**RECORDS FOR THE EXERCISE**
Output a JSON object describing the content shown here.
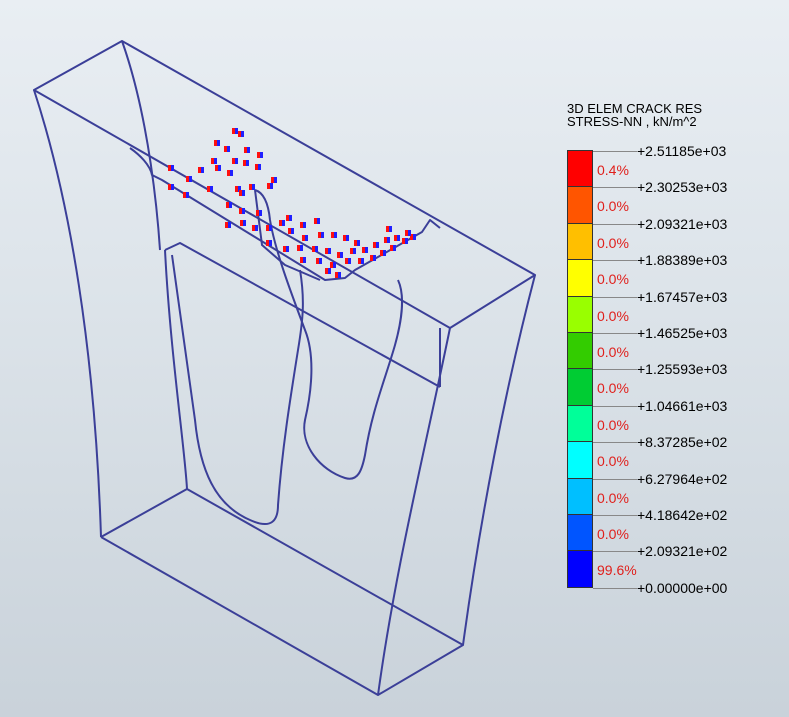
{
  "legend": {
    "title_line1": "3D ELEM CRACK RES",
    "title_line2": "STRESS-NN , kN/m^2",
    "ticks": [
      "+2.51185e+03",
      "+2.30253e+03",
      "+2.09321e+03",
      "+1.88389e+03",
      "+1.67457e+03",
      "+1.46525e+03",
      "+1.25593e+03",
      "+1.04661e+03",
      "+8.37285e+02",
      "+6.27964e+02",
      "+4.18642e+02",
      "+2.09321e+02",
      "+0.00000e+00"
    ],
    "percentages": [
      "0.4%",
      "0.0%",
      "0.0%",
      "0.0%",
      "0.0%",
      "0.0%",
      "0.0%",
      "0.0%",
      "0.0%",
      "0.0%",
      "0.0%",
      "99.6%"
    ],
    "colors": [
      "#ff0000",
      "#ff5500",
      "#ffbf00",
      "#ffff00",
      "#99ff00",
      "#33cc00",
      "#00cc33",
      "#00ff99",
      "#00ffff",
      "#00bfff",
      "#0055ff",
      "#0000ff"
    ]
  },
  "model": {
    "wire_color": "#3b3f98",
    "marker_colors": [
      "#ff1010",
      "#2020ff"
    ]
  }
}
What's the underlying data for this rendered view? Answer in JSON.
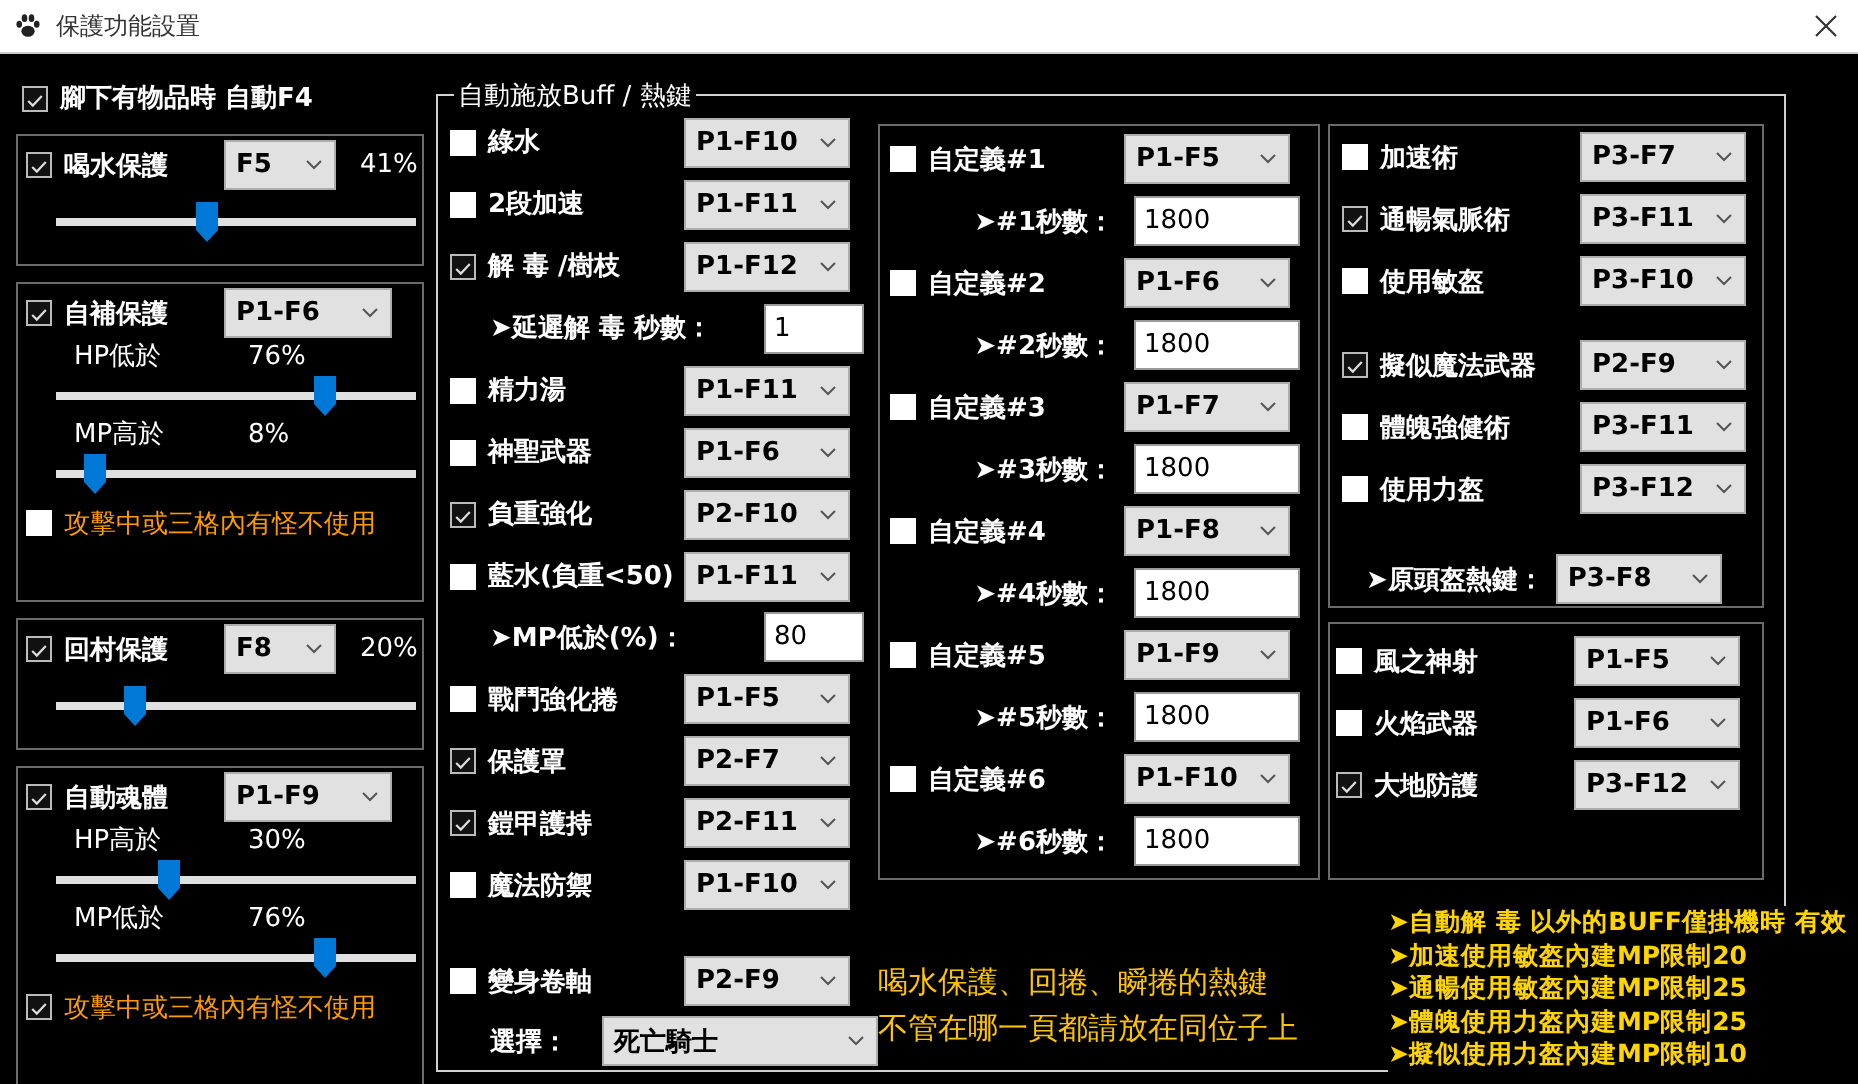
{
  "window": {
    "title": "保護功能設置"
  },
  "auto_pickup": {
    "label": "腳下有物品時 自動F4",
    "checked": true
  },
  "protections": [
    {
      "kind": "inline",
      "label": "喝水保護",
      "checked": true,
      "hotkey": "F5",
      "reading": "41%",
      "level": 0.41
    },
    {
      "kind": "stacked",
      "label": "自補保護",
      "checked": true,
      "hotkey": "P1-F6",
      "sliders": [
        {
          "label": "HP低於",
          "reading": "76%",
          "level": 0.76
        },
        {
          "label": "MP高於",
          "reading": "8%",
          "level": 0.08
        }
      ],
      "avoid": {
        "label": "攻擊中或三格內有怪不使用",
        "checked": false
      }
    },
    {
      "kind": "inline",
      "label": "回村保護",
      "checked": true,
      "hotkey": "F8",
      "reading": "20%",
      "level": 0.2
    },
    {
      "kind": "stacked",
      "label": "自動魂體",
      "checked": true,
      "hotkey": "P1-F9",
      "sliders": [
        {
          "label": "HP高於",
          "reading": "30%",
          "level": 0.3
        },
        {
          "label": "MP低於",
          "reading": "76%",
          "level": 0.76
        }
      ],
      "avoid": {
        "label": "攻擊中或三格內有怪不使用",
        "checked": true
      }
    }
  ],
  "buff": {
    "title": "自動施放Buff / 熱鍵",
    "skills": [
      {
        "kind": "hotkey",
        "label": "綠水",
        "checked": false,
        "hotkey": "P1-F10"
      },
      {
        "kind": "hotkey",
        "label": "2段加速",
        "checked": false,
        "hotkey": "P1-F11"
      },
      {
        "kind": "hotkey",
        "label": "解 毒 /樹枝",
        "checked": true,
        "hotkey": "P1-F12"
      },
      {
        "kind": "number",
        "label": "➤延遲解 毒 秒數：",
        "value": "1"
      },
      {
        "kind": "hotkey",
        "label": "精力湯",
        "checked": false,
        "hotkey": "P1-F11"
      },
      {
        "kind": "hotkey",
        "label": "神聖武器",
        "checked": false,
        "hotkey": "P1-F6"
      },
      {
        "kind": "hotkey",
        "label": "負重強化",
        "checked": true,
        "hotkey": "P2-F10"
      },
      {
        "kind": "hotkey",
        "label": "藍水(負重<50)",
        "checked": false,
        "hotkey": "P1-F11"
      },
      {
        "kind": "number",
        "label": "➤MP低於(%)：",
        "value": "80"
      },
      {
        "kind": "hotkey",
        "label": "戰鬥強化捲",
        "checked": false,
        "hotkey": "P1-F5"
      },
      {
        "kind": "hotkey",
        "label": "保護罩",
        "checked": true,
        "hotkey": "P2-F7"
      },
      {
        "kind": "hotkey",
        "label": "鎧甲護持",
        "checked": true,
        "hotkey": "P2-F11"
      },
      {
        "kind": "hotkey",
        "label": "魔法防禦",
        "checked": false,
        "hotkey": "P1-F10"
      }
    ],
    "transform": {
      "label": "變身卷軸",
      "checked": false,
      "hotkey": "P2-F9",
      "choice_label": "選擇：",
      "choice": "死亡騎士"
    },
    "custom": [
      {
        "label": "自定義#1",
        "checked": false,
        "hotkey": "P1-F5",
        "seconds_label": "➤#1秒數：",
        "seconds": "1800"
      },
      {
        "label": "自定義#2",
        "checked": false,
        "hotkey": "P1-F6",
        "seconds_label": "➤#2秒數：",
        "seconds": "1800"
      },
      {
        "label": "自定義#3",
        "checked": false,
        "hotkey": "P1-F7",
        "seconds_label": "➤#3秒數：",
        "seconds": "1800"
      },
      {
        "label": "自定義#4",
        "checked": false,
        "hotkey": "P1-F8",
        "seconds_label": "➤#4秒數：",
        "seconds": "1800"
      },
      {
        "label": "自定義#5",
        "checked": false,
        "hotkey": "P1-F9",
        "seconds_label": "➤#5秒數：",
        "seconds": "1800"
      },
      {
        "label": "自定義#6",
        "checked": false,
        "hotkey": "P1-F10",
        "seconds_label": "➤#6秒數：",
        "seconds": "1800"
      }
    ],
    "spells": [
      [
        {
          "label": "加速術",
          "checked": false,
          "hotkey": "P3-F7"
        },
        {
          "label": "通暢氣脈術",
          "checked": true,
          "hotkey": "P3-F11"
        },
        {
          "label": "使用敏盔",
          "checked": false,
          "hotkey": "P3-F10"
        }
      ],
      [
        {
          "label": "擬似魔法武器",
          "checked": true,
          "hotkey": "P2-F9"
        },
        {
          "label": "體魄強健術",
          "checked": false,
          "hotkey": "P3-F11"
        },
        {
          "label": "使用力盔",
          "checked": false,
          "hotkey": "P3-F12"
        }
      ]
    ],
    "helm": {
      "label": "➤原頭盔熱鍵：",
      "hotkey": "P3-F8"
    },
    "elemental": [
      {
        "label": "風之神射",
        "checked": false,
        "hotkey": "P1-F5"
      },
      {
        "label": "火焰武器",
        "checked": false,
        "hotkey": "P1-F6"
      },
      {
        "label": "大地防護",
        "checked": true,
        "hotkey": "P3-F12"
      }
    ],
    "hint": [
      "喝水保護、回捲、瞬捲的熱鍵",
      "不管在哪一頁都請放在同位子上"
    ],
    "notes": [
      "➤自動解 毒 以外的BUFF僅掛機時 有效",
      "➤加速使用敏盔內建MP限制20",
      "➤通暢使用敏盔內建MP限制25",
      "➤體魄使用力盔內建MP限制25",
      "➤擬似使用力盔內建MP限制10"
    ]
  }
}
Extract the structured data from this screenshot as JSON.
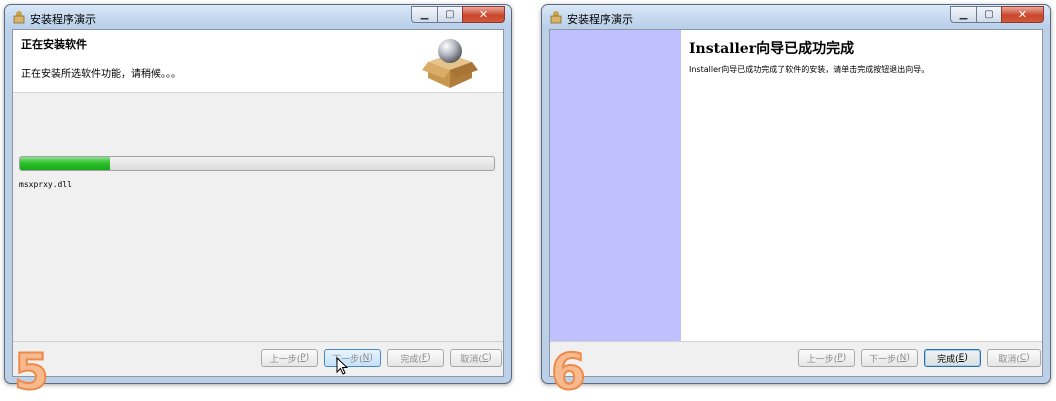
{
  "window5": {
    "title": "安装程序演示",
    "header_title": "正在安装软件",
    "header_desc": "正在安装所选软件功能，请稍候。。。",
    "progress_fraction": 0.19,
    "current_file": "msxprxy.dll",
    "buttons": {
      "back": "上一步(",
      "back_key": "P",
      "next": "下一步(",
      "next_key": "N",
      "finish": "完成(",
      "finish_key": "F",
      "cancel": "取消(",
      "cancel_key": "C",
      "close_paren": ")"
    },
    "step_number": "5"
  },
  "window6": {
    "title": "安装程序演示",
    "finish_title": "Installer向导已成功完成",
    "finish_desc": "Installer向导已成功完成了软件的安装，请单击完成按钮退出向导。",
    "buttons": {
      "back": "上一步(",
      "back_key": "P",
      "next": "下一步(",
      "next_key": "N",
      "finish": "完成(",
      "finish_key": "E",
      "cancel": "取消(",
      "cancel_key": "C",
      "close_paren": ")"
    },
    "step_number": "6"
  },
  "colors": {
    "progress": "#22b422",
    "side_panel": "#c0c0ff",
    "step_number": "#f0964f"
  },
  "icons": {
    "app": "installer-icon",
    "header": "package-box-icon"
  }
}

**STATED TASK**
Return all lines containing "level".

**RESPONSE TO THIS TASK**
      "level": 0.41
          "level": 0.76
          "level": 0.08
      "level": 0.2
          "level": 0.3
          "level": 0.76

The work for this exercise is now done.